● **Supplied material**
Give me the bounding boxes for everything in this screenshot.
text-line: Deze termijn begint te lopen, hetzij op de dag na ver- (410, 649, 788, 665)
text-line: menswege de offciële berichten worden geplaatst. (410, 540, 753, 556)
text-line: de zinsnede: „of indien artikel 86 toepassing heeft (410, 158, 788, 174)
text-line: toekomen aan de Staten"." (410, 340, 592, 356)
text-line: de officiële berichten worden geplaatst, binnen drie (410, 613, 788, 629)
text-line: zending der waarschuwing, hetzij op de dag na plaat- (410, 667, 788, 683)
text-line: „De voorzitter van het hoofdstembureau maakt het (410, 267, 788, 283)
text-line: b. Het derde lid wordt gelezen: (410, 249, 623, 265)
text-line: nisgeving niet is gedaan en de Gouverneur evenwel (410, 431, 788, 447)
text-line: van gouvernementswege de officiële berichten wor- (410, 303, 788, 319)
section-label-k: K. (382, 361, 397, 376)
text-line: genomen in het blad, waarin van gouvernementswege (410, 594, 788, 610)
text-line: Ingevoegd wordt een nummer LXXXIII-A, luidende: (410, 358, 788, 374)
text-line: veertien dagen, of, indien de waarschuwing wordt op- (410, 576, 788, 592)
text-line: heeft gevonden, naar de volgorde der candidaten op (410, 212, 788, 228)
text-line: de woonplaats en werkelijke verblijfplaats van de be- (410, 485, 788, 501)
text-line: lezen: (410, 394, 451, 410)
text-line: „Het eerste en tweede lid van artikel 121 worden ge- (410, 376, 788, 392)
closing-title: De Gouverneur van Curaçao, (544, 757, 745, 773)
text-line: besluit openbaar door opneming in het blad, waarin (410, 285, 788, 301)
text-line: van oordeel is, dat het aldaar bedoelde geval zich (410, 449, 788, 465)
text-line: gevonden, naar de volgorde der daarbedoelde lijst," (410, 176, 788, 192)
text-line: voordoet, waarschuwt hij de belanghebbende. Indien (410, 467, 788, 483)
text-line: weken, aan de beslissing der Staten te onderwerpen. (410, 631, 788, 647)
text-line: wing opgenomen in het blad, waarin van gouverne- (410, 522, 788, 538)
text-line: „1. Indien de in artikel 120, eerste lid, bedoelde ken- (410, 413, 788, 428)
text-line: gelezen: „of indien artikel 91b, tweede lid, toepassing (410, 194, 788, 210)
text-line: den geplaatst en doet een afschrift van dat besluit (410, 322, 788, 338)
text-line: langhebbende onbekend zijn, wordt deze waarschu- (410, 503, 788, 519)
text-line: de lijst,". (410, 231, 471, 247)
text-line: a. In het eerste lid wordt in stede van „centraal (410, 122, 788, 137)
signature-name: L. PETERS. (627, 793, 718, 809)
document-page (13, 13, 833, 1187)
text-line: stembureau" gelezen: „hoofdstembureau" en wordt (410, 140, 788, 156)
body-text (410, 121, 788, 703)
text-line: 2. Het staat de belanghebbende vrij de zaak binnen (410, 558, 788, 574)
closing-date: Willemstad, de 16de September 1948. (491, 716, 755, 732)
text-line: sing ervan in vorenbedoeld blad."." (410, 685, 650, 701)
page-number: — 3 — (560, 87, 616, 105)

● **Assigned task**
Return all of the lines above exactly, with none omitted.

● **Finished task**
Give me the bounding boxes for everything in this screenshot.
text-line: Deze termijn begint te lopen, hetzij op de dag na ver- (410, 649, 788, 665)
text-line: menswege de offciële berichten worden geplaatst. (410, 540, 753, 556)
text-line: de zinsnede: „of indien artikel 86 toepassing heeft (410, 158, 788, 174)
text-line: toekomen aan de Staten"." (410, 340, 592, 356)
text-line: de officiële berichten worden geplaatst, binnen drie (410, 613, 788, 629)
text-line: zending der waarschuwing, hetzij op de dag na plaat- (410, 667, 788, 683)
text-line: „De voorzitter van het hoofdstembureau maakt het (410, 267, 788, 283)
text-line: b. Het derde lid wordt gelezen: (410, 249, 623, 265)
text-line: nisgeving niet is gedaan en de Gouverneur evenwel (410, 431, 788, 447)
text-line: van gouvernementswege de officiële berichten wor- (410, 303, 788, 319)
section-label-k: K. (382, 361, 397, 376)
text-line: genomen in het blad, waarin van gouvernementswege (410, 594, 788, 610)
text-line: Ingevoegd wordt een nummer LXXXIII-A, luidende: (410, 358, 788, 374)
text-line: veertien dagen, of, indien de waarschuwing wordt op- (410, 576, 788, 592)
text-line: heeft gevonden, naar de volgorde der candidaten op (410, 212, 788, 228)
text-line: de woonplaats en werkelijke verblijfplaats van de be- (410, 485, 788, 501)
text-line: lezen: (410, 394, 451, 410)
text-line: „Het eerste en tweede lid van artikel 121 worden ge- (410, 376, 788, 392)
closing-title: De Gouverneur van Curaçao, (544, 757, 745, 773)
text-line: besluit openbaar door opneming in het blad, waarin (410, 285, 788, 301)
text-line: van oordeel is, dat het aldaar bedoelde geval zich (410, 449, 788, 465)
text-line: gevonden, naar de volgorde der daarbedoelde lijst," (410, 176, 788, 192)
text-line: voordoet, waarschuwt hij de belanghebbende. Indien (410, 467, 788, 483)
text-line: weken, aan de beslissing der Staten te onderwerpen. (410, 631, 788, 647)
text-line: wing opgenomen in het blad, waarin van gouverne- (410, 522, 788, 538)
text-line: „1. Indien de in artikel 120, eerste lid, bedoelde ken- (410, 413, 788, 428)
text-line: gelezen: „of indien artikel 91b, tweede lid, toepassing (410, 194, 788, 210)
text-line: den geplaatst en doet een afschrift van dat besluit (410, 322, 788, 338)
text-line: langhebbende onbekend zijn, wordt deze waarschu- (410, 503, 788, 519)
text-line: de lijst,". (410, 231, 471, 247)
text-line: a. In het eerste lid wordt in stede van „centraal (410, 122, 788, 137)
signature-name: L. PETERS. (627, 793, 718, 809)
document-page (13, 13, 833, 1187)
text-line: stembureau" gelezen: „hoofdstembureau" en wordt (410, 140, 788, 156)
body-text (410, 121, 788, 703)
text-line: 2. Het staat de belanghebbende vrij de zaak binnen (410, 558, 788, 574)
closing-date: Willemstad, de 16de September 1948. (491, 716, 755, 732)
text-line: sing ervan in vorenbedoeld blad."." (410, 685, 650, 701)
page-number: — 3 — (560, 87, 616, 105)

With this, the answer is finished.